((

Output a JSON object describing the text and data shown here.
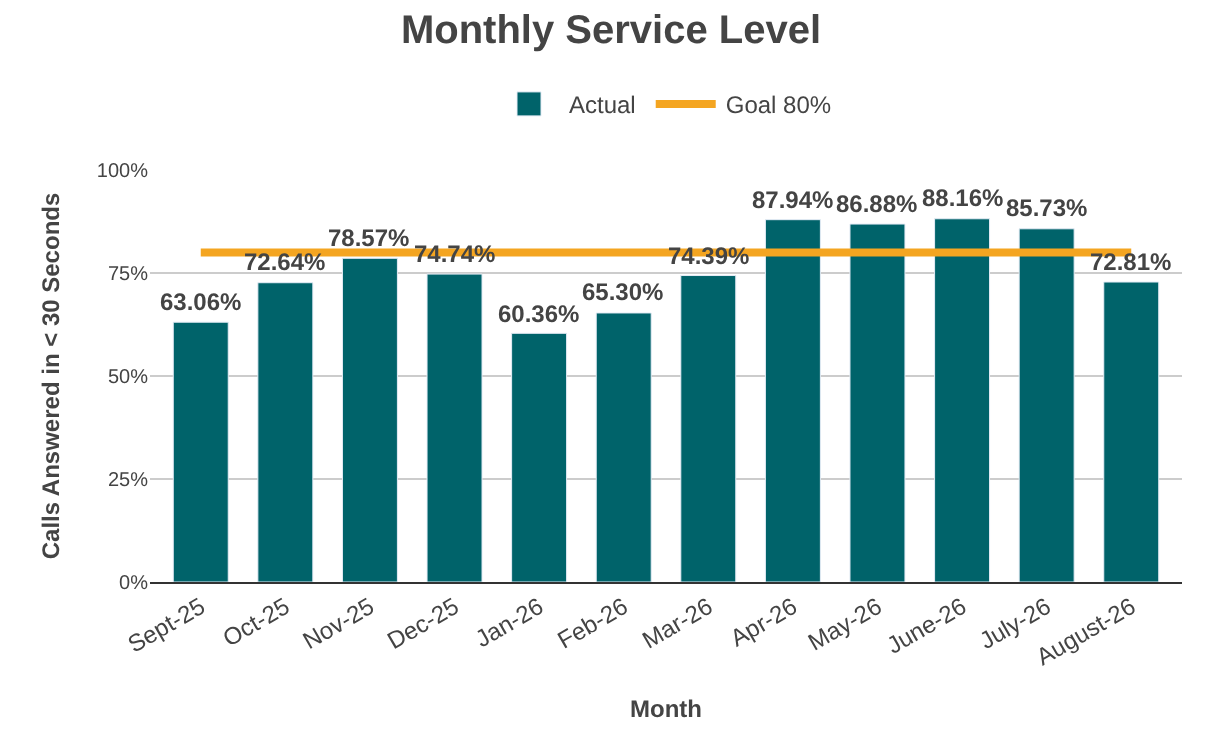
{
  "chart_data": {
    "type": "bar",
    "title": "Monthly Service Level",
    "xlabel": "Month",
    "ylabel": "Calls Answered in < 30 Seconds",
    "categories": [
      "Sept-25",
      "Oct-25",
      "Nov-25",
      "Dec-25",
      "Jan-26",
      "Feb-26",
      "Mar-26",
      "Apr-26",
      "May-26",
      "June-26",
      "July-26",
      "August-26"
    ],
    "series": [
      {
        "name": "Actual",
        "color": "#00636a",
        "values": [
          63.06,
          72.64,
          78.57,
          74.74,
          60.36,
          65.3,
          74.39,
          87.94,
          86.88,
          88.16,
          85.73,
          72.81
        ],
        "value_labels": [
          "63.06%",
          "72.64%",
          "78.57%",
          "74.74%",
          "60.36%",
          "65.30%",
          "74.39%",
          "87.94%",
          "86.88%",
          "88.16%",
          "85.73%",
          "72.81%"
        ]
      },
      {
        "name": "Goal 80%",
        "type": "line",
        "color": "#f4a521",
        "values": [
          80,
          80,
          80,
          80,
          80,
          80,
          80,
          80,
          80,
          80,
          80,
          80
        ]
      }
    ],
    "ylim": [
      0,
      100
    ],
    "yticks": [
      {
        "value": 0,
        "label": "0%"
      },
      {
        "value": 25,
        "label": "25%"
      },
      {
        "value": 50,
        "label": "50%"
      },
      {
        "value": 75,
        "label": "75%"
      },
      {
        "value": 100,
        "label": "100%"
      }
    ],
    "grid": "y",
    "legend": "top",
    "marker": "none",
    "line_style": "solid"
  }
}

))

[Brief]
Write the listing above out again exactly, dropping each image.

[Answer]
Output a JSON object describing the text and data shown here.
{
  "chart_data": {
    "type": "bar",
    "title": "Monthly Service Level",
    "xlabel": "Month",
    "ylabel": "Calls Answered in < 30 Seconds",
    "categories": [
      "Sept-25",
      "Oct-25",
      "Nov-25",
      "Dec-25",
      "Jan-26",
      "Feb-26",
      "Mar-26",
      "Apr-26",
      "May-26",
      "June-26",
      "July-26",
      "August-26"
    ],
    "series": [
      {
        "name": "Actual",
        "color": "#00636a",
        "values": [
          63.06,
          72.64,
          78.57,
          74.74,
          60.36,
          65.3,
          74.39,
          87.94,
          86.88,
          88.16,
          85.73,
          72.81
        ],
        "value_labels": [
          "63.06%",
          "72.64%",
          "78.57%",
          "74.74%",
          "60.36%",
          "65.30%",
          "74.39%",
          "87.94%",
          "86.88%",
          "88.16%",
          "85.73%",
          "72.81%"
        ]
      },
      {
        "name": "Goal 80%",
        "type": "line",
        "color": "#f4a521",
        "values": [
          80,
          80,
          80,
          80,
          80,
          80,
          80,
          80,
          80,
          80,
          80,
          80
        ]
      }
    ],
    "ylim": [
      0,
      100
    ],
    "yticks": [
      {
        "value": 0,
        "label": "0%"
      },
      {
        "value": 25,
        "label": "25%"
      },
      {
        "value": 50,
        "label": "50%"
      },
      {
        "value": 75,
        "label": "75%"
      },
      {
        "value": 100,
        "label": "100%"
      }
    ],
    "grid": "y",
    "legend": "top",
    "marker": "none",
    "line_style": "solid"
  }
}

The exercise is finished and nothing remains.